A block of data
-- BEGIN --

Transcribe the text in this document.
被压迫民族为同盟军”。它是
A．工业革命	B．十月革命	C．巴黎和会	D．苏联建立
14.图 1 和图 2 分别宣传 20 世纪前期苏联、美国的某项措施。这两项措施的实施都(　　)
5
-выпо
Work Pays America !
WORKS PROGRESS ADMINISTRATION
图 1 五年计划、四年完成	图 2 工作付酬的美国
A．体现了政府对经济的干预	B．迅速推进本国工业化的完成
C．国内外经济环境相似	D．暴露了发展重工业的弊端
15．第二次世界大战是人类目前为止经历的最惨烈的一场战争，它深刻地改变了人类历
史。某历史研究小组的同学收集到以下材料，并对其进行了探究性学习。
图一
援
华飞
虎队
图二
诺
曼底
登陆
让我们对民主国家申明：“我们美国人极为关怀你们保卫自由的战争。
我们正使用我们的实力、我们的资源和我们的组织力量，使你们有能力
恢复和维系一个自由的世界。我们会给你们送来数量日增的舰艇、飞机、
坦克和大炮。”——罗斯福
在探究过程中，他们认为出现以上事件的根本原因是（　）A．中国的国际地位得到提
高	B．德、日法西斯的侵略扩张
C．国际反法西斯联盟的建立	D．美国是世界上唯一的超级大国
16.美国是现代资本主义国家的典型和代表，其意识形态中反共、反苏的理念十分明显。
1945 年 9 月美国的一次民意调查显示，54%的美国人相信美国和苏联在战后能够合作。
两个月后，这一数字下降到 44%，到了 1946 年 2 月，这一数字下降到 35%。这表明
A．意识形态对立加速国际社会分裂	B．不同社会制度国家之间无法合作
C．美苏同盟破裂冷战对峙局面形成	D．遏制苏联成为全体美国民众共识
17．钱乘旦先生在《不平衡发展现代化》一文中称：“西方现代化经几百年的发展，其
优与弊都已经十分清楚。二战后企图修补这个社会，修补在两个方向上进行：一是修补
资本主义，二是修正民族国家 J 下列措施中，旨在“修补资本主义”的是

-- END --

__The problem__:
Write out the data exactly as it stands.

__Task solution__:
Transcribe the text in this document.
被压迫民族为同盟军”。它是
A．工业革命	B．十月革命	C．巴黎和会	D．苏联建立
14.图 1 和图 2 分别宣传 20 世纪前期苏联、美国的某项措施。这两项措施的实施都(　　)
5
-выпо
Work Pays America !
WORKS PROGRESS ADMINISTRATION
图 1 五年计划、四年完成	图 2 工作付酬的美国
A．体现了政府对经济的干预	B．迅速推进本国工业化的完成
C．国内外经济环境相似	D．暴露了发展重工业的弊端
15．第二次世界大战是人类目前为止经历的最惨烈的一场战争，它深刻地改变了人类历
史。某历史研究小组的同学收集到以下材料，并对其进行了探究性学习。
图一
援
华飞
虎队
图二
诺
曼底
登陆
让我们对民主国家申明：“我们美国人极为关怀你们保卫自由的战争。
我们正使用我们的实力、我们的资源和我们的组织力量，使你们有能力
恢复和维系一个自由的世界。我们会给你们送来数量日增的舰艇、飞机、
坦克和大炮。”——罗斯福
在探究过程中，他们认为出现以上事件的根本原因是（　）A．中国的国际地位得到提
高	B．德、日法西斯的侵略扩张
C．国际反法西斯联盟的建立	D．美国是世界上唯一的超级大国
16.美国是现代资本主义国家的典型和代表，其意识形态中反共、反苏的理念十分明显。
1945 年 9 月美国的一次民意调查显示，54%的美国人相信美国和苏联在战后能够合作。
两个月后，这一数字下降到 44%，到了 1946 年 2 月，这一数字下降到 35%。这表明
A．意识形态对立加速国际社会分裂	B．不同社会制度国家之间无法合作
C．美苏同盟破裂冷战对峙局面形成	D．遏制苏联成为全体美国民众共识
17．钱乘旦先生在《不平衡发展现代化》一文中称：“西方现代化经几百年的发展，其
优与弊都已经十分清楚。二战后企图修补这个社会，修补在两个方向上进行：一是修补
资本主义，二是修正民族国家 J 下列措施中，旨在“修补资本主义”的是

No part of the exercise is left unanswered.